TASK >>
Please print all of the material below, word for word.

DATASET EXTRACT >>

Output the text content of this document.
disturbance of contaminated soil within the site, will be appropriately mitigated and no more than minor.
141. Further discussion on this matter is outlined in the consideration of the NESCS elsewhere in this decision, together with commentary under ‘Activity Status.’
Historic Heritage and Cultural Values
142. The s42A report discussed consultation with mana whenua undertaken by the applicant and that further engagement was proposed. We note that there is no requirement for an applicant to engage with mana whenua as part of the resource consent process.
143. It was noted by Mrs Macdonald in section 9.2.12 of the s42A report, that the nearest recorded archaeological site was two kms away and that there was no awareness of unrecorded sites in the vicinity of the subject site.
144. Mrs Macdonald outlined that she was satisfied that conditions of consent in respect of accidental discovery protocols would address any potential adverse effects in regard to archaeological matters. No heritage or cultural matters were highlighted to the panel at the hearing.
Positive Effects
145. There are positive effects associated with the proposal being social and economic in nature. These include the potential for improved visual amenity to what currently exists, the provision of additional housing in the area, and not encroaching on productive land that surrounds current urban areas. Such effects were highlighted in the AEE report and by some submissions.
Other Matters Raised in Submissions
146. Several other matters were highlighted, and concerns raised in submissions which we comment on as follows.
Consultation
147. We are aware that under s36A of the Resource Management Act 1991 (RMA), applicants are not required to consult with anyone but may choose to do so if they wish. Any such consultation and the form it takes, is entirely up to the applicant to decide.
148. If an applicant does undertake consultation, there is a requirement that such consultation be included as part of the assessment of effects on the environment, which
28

COMPLETE OUTPUT >>
Output the text content of this document.
disturbance of contaminated soil within the site, will be appropriately mitigated and no more than minor.
141. Further discussion on this matter is outlined in the consideration of the NESCS elsewhere in this decision, together with commentary under ‘Activity Status.’
Historic Heritage and Cultural Values
142. The s42A report discussed consultation with mana whenua undertaken by the applicant and that further engagement was proposed. We note that there is no requirement for an applicant to engage with mana whenua as part of the resource consent process.
143. It was noted by Mrs Macdonald in section 9.2.12 of the s42A report, that the nearest recorded archaeological site was two kms away and that there was no awareness of unrecorded sites in the vicinity of the subject site.
144. Mrs Macdonald outlined that she was satisfied that conditions of consent in respect of accidental discovery protocols would address any potential adverse effects in regard to archaeological matters. No heritage or cultural matters were highlighted to the panel at the hearing.
Positive Effects
145. There are positive effects associated with the proposal being social and economic in nature. These include the potential for improved visual amenity to what currently exists, the provision of additional housing in the area, and not encroaching on productive land that surrounds current urban areas. Such effects were highlighted in the AEE report and by some submissions.
Other Matters Raised in Submissions
146. Several other matters were highlighted, and concerns raised in submissions which we comment on as follows.
Consultation
147. We are aware that under s36A of the Resource Management Act 1991 (RMA), applicants are not required to consult with anyone but may choose to do so if they wish. Any such consultation and the form it takes, is entirely up to the applicant to decide.
148. If an applicant does undertake consultation, there is a requirement that such consultation be included as part of the assessment of effects on the environment, which
28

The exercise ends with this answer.